What to work on →
Show every line where "Nguyễn" occurs.

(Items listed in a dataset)
——
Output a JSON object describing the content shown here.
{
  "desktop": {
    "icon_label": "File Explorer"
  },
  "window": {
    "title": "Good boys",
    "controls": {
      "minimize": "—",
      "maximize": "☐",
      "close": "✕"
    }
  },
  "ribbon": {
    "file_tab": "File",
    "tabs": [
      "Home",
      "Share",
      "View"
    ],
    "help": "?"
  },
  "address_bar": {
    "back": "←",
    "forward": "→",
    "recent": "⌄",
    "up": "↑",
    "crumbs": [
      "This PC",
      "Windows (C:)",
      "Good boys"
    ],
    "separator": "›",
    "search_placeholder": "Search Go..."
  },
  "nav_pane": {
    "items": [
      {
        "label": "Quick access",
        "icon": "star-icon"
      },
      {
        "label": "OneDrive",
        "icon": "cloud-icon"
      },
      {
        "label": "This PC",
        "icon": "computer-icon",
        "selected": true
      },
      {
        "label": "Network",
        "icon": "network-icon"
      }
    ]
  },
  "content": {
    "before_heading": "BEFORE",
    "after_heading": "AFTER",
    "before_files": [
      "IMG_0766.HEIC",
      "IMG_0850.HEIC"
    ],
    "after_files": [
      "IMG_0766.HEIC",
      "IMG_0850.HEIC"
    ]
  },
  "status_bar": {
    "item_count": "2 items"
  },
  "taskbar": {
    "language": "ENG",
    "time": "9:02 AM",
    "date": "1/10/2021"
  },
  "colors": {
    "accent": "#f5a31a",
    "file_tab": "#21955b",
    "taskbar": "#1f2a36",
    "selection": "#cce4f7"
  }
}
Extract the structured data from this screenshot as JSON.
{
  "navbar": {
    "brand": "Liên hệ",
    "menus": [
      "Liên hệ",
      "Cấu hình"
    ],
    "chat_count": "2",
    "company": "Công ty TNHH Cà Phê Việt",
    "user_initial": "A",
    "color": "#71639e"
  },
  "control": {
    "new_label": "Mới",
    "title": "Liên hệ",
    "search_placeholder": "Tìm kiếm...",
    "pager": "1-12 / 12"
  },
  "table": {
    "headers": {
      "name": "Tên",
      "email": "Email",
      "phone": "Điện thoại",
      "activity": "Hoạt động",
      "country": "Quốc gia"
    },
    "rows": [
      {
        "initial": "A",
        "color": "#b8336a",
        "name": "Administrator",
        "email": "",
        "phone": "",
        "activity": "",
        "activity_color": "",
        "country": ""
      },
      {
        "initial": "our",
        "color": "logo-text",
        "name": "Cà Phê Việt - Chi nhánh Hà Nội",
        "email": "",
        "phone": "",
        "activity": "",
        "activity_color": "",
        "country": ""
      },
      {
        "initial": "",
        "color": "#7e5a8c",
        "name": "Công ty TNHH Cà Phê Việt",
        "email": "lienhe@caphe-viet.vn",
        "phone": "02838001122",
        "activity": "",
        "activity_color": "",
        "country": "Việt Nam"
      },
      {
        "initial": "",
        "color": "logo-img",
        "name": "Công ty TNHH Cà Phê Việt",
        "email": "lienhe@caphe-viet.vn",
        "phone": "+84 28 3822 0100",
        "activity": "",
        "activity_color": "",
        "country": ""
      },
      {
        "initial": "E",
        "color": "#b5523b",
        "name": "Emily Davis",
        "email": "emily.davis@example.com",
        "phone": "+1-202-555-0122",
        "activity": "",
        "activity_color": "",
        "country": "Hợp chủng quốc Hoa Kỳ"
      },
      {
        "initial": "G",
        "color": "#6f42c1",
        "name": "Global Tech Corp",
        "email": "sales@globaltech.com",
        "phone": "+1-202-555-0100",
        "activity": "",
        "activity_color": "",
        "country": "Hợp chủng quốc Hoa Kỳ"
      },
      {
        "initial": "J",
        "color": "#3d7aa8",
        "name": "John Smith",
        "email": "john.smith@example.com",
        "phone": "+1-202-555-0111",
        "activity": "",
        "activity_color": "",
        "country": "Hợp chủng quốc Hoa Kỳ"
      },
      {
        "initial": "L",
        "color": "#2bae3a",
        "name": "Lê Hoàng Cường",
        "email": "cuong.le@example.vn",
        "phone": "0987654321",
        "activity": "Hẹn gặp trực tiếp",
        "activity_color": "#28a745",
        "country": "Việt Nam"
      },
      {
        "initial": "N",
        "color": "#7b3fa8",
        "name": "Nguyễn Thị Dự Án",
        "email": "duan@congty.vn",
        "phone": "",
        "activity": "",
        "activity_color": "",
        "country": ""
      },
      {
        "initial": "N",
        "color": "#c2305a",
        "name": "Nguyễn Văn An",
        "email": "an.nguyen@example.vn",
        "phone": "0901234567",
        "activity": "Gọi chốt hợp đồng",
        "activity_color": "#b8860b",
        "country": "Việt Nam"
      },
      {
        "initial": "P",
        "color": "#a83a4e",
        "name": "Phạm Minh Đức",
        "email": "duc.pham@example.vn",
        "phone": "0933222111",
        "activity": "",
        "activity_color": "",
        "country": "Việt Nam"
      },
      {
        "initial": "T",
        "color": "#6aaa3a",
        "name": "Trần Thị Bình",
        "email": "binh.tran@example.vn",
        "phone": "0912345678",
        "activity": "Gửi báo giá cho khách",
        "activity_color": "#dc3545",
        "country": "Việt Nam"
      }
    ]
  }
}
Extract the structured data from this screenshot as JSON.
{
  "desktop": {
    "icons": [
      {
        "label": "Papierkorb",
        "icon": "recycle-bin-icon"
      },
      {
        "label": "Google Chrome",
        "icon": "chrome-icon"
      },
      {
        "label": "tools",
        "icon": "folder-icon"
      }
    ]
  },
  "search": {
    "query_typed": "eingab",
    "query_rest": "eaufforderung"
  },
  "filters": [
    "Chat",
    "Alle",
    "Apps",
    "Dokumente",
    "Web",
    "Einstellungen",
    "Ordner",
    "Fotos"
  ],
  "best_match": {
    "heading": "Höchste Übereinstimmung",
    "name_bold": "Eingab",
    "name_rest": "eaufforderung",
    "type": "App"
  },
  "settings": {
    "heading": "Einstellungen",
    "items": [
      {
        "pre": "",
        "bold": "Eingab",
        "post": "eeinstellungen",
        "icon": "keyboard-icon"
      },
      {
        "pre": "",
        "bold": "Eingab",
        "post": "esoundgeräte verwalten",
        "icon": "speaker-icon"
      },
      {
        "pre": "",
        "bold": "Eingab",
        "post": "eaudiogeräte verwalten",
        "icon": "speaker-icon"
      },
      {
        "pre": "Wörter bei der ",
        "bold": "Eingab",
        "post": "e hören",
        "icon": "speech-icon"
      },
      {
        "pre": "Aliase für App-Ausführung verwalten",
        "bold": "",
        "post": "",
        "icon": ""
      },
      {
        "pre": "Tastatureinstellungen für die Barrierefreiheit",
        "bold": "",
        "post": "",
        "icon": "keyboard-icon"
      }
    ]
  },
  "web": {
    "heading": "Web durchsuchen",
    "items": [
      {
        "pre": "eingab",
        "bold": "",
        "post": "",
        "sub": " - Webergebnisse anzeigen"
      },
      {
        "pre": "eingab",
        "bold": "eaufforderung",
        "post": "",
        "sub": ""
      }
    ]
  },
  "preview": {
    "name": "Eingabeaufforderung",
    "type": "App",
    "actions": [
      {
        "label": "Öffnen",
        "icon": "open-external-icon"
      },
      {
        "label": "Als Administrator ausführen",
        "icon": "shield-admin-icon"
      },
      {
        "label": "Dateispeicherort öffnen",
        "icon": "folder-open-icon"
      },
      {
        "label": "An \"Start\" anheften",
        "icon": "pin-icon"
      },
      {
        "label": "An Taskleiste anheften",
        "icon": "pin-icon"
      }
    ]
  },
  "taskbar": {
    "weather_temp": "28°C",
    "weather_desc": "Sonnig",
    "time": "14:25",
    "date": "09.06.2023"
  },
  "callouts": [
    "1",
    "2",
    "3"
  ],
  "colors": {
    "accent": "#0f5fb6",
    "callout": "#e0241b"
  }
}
——
Task output →
        "name": "Nguyễn Thị Dự Án",
        "name": "Nguyễn Văn An",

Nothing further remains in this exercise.